DATA FOR THIS TASK |
..........
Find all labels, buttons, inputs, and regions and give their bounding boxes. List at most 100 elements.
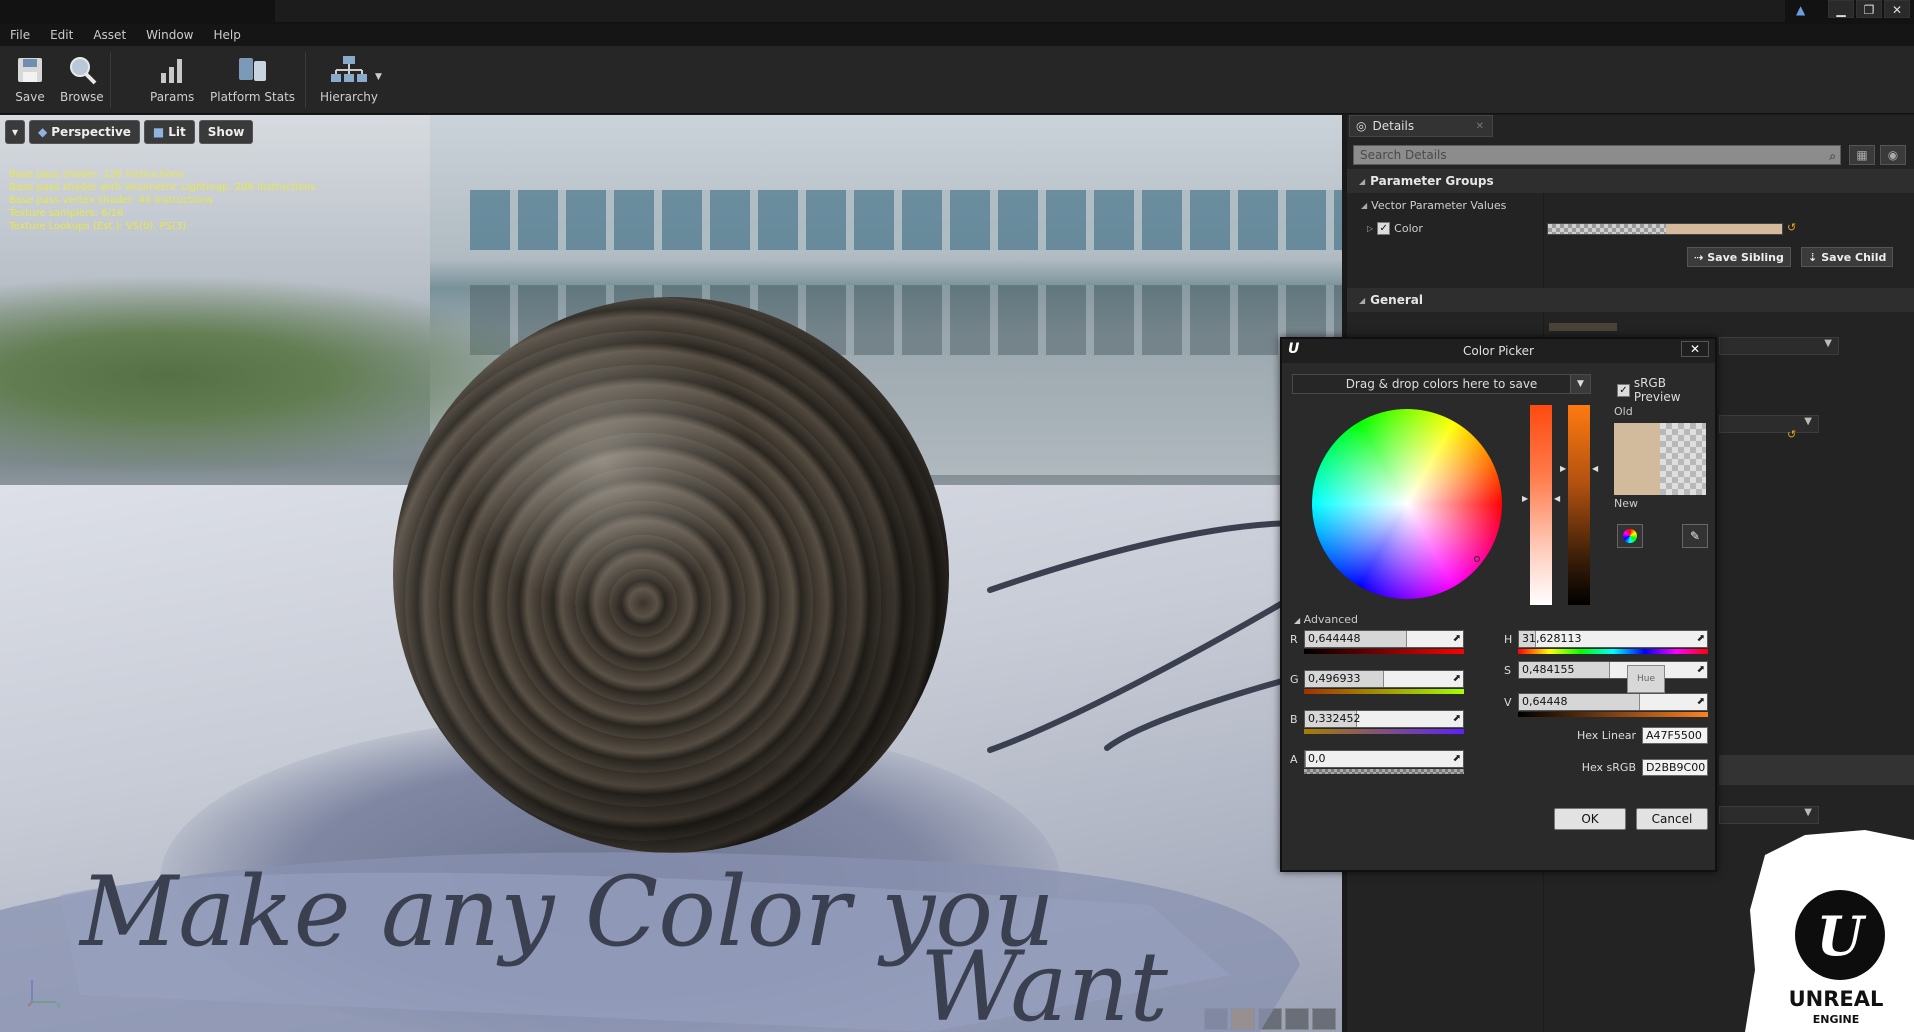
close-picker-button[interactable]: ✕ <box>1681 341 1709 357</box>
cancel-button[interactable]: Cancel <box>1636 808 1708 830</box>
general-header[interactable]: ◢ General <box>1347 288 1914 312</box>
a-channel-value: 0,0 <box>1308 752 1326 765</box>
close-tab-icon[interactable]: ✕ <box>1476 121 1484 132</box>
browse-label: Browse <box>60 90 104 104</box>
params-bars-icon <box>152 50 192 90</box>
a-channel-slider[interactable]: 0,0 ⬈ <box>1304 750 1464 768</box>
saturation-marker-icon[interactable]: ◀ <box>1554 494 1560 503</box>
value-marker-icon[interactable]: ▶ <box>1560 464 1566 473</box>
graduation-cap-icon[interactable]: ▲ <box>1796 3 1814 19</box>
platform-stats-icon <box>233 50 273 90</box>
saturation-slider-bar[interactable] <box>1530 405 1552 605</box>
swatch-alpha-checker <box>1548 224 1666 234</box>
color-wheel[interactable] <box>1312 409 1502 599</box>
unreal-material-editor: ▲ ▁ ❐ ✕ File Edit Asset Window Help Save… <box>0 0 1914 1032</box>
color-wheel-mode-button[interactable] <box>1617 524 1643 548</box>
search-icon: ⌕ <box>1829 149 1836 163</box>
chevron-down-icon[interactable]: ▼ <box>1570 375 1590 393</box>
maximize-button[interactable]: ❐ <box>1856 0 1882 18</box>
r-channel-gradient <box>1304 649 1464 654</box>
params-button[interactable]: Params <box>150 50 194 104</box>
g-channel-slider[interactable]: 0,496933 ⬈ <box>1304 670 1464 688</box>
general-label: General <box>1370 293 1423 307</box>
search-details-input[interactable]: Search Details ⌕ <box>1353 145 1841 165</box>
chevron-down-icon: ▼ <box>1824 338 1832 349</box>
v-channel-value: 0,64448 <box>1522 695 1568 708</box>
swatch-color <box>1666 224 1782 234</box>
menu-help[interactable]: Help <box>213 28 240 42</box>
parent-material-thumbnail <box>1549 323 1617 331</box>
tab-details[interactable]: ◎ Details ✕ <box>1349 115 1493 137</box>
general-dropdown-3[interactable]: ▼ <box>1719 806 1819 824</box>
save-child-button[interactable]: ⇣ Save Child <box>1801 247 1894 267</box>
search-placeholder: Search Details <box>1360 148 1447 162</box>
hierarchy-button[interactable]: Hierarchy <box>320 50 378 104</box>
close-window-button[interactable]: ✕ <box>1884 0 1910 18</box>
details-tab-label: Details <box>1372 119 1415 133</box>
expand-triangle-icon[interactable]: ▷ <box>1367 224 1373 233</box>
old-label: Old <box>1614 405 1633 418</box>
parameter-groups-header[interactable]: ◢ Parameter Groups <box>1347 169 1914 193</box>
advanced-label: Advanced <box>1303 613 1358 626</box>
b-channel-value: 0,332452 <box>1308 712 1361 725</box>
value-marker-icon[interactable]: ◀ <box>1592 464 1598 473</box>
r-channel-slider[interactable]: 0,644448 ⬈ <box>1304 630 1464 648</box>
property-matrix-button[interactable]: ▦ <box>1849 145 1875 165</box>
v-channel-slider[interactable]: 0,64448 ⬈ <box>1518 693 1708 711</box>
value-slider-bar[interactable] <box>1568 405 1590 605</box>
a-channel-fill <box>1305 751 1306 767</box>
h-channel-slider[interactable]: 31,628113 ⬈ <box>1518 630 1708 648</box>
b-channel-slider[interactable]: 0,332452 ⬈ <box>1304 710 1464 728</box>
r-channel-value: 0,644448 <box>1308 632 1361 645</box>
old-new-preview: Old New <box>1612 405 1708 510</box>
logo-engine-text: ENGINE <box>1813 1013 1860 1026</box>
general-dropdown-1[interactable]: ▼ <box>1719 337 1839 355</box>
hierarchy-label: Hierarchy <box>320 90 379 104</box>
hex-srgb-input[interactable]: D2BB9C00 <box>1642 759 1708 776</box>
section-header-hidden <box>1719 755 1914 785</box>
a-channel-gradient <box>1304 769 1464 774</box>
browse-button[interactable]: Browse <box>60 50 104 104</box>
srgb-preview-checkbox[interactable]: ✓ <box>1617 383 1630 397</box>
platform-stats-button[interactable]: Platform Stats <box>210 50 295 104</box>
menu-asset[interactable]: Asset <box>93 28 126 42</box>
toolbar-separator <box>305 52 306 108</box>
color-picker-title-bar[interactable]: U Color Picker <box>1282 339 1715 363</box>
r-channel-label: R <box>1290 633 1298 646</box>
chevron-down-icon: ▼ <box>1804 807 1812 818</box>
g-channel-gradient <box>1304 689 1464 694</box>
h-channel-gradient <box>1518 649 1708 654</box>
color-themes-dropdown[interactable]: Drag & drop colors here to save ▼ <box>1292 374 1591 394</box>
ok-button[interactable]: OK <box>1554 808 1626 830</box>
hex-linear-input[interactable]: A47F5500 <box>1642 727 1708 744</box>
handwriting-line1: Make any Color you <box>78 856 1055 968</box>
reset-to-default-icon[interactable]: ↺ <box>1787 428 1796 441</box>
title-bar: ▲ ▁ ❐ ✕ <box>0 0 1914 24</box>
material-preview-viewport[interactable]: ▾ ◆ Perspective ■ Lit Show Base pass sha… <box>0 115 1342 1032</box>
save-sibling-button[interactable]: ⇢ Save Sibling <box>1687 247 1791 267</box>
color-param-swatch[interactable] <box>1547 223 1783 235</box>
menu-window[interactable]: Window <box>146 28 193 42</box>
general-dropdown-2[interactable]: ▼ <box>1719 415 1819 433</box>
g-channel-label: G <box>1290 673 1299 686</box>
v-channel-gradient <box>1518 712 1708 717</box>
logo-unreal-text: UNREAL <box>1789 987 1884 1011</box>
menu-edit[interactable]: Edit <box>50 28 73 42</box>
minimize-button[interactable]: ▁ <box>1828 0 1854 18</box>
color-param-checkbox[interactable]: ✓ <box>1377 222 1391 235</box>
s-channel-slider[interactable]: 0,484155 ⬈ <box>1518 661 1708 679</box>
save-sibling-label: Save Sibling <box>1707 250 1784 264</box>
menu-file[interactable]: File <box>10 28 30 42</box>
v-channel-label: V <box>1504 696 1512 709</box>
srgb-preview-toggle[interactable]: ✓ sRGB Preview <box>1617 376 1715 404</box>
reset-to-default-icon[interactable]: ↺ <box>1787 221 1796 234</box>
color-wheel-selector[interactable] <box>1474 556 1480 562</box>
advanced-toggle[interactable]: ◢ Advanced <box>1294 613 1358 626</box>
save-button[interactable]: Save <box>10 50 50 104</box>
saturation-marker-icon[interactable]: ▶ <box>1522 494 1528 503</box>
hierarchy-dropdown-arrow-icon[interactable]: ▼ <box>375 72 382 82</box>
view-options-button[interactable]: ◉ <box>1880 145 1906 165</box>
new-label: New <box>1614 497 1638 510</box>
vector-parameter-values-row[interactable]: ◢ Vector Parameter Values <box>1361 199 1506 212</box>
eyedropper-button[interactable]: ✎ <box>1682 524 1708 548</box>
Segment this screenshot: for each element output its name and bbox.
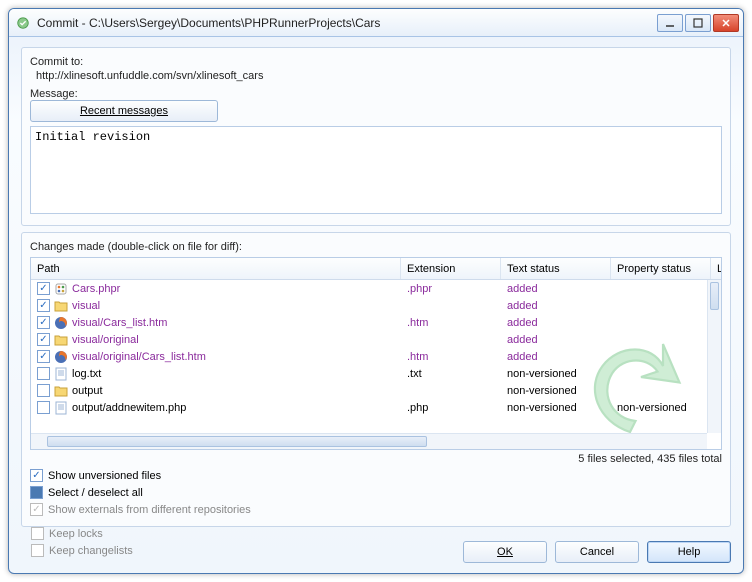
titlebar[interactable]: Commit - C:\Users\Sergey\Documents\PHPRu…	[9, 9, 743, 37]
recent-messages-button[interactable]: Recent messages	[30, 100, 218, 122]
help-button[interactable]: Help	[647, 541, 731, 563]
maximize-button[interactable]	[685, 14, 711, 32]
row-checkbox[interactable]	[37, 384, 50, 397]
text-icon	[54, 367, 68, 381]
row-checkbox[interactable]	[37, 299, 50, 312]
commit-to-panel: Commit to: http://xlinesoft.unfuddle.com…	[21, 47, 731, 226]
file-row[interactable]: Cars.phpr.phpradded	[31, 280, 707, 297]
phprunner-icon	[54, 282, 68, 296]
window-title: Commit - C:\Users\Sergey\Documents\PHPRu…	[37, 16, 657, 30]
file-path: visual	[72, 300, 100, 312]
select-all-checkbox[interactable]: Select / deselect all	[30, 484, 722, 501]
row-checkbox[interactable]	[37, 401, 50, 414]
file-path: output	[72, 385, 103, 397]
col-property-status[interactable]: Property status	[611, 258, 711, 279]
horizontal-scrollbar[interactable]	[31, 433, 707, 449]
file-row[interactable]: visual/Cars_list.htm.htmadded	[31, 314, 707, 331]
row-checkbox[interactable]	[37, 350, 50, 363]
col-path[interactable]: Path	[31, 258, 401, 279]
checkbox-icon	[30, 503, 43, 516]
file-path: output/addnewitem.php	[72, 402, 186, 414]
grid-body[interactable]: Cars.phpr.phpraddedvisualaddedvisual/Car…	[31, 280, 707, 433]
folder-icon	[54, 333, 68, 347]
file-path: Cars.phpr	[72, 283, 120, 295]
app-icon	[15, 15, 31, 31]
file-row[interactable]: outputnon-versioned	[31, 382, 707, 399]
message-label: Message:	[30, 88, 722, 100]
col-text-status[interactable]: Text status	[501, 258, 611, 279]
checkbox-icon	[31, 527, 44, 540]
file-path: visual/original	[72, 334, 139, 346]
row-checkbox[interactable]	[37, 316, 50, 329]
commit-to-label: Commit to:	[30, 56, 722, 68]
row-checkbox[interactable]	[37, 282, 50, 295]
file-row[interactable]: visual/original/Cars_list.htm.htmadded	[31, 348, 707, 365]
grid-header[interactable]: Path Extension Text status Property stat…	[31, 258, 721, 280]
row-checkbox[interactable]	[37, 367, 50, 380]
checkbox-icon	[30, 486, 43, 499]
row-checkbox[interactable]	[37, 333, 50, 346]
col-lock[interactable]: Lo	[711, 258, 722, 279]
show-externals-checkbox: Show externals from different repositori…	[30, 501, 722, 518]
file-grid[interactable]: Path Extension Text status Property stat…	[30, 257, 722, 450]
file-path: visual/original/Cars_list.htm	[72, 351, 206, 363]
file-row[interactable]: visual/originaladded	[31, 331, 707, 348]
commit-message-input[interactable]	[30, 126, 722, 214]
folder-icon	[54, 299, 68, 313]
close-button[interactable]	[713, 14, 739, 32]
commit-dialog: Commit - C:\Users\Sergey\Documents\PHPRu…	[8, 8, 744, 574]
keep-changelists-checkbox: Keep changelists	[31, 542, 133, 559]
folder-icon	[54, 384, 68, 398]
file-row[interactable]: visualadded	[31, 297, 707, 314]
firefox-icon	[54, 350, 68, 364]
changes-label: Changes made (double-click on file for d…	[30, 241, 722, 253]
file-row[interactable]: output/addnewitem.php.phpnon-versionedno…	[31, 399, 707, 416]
..........
WHAT IS EXPECTED |
Reproduce everything from the line that contains "9, 743, 37]" down to the line that contains "47, 731, 226]", both included, exactly as they appear.

TASK OUTPUT |
titlebar[interactable]: Commit - C:\Users\Sergey\Documents\PHPRu…	[9, 9, 743, 37]
recent-messages-button[interactable]: Recent messages	[30, 100, 218, 122]
help-button[interactable]: Help	[647, 541, 731, 563]
maximize-button[interactable]	[685, 14, 711, 32]
row-checkbox[interactable]	[37, 384, 50, 397]
text-icon	[54, 367, 68, 381]
row-checkbox[interactable]	[37, 299, 50, 312]
commit-to-panel: Commit to: http://xlinesoft.unfuddle.com…	[21, 47, 731, 226]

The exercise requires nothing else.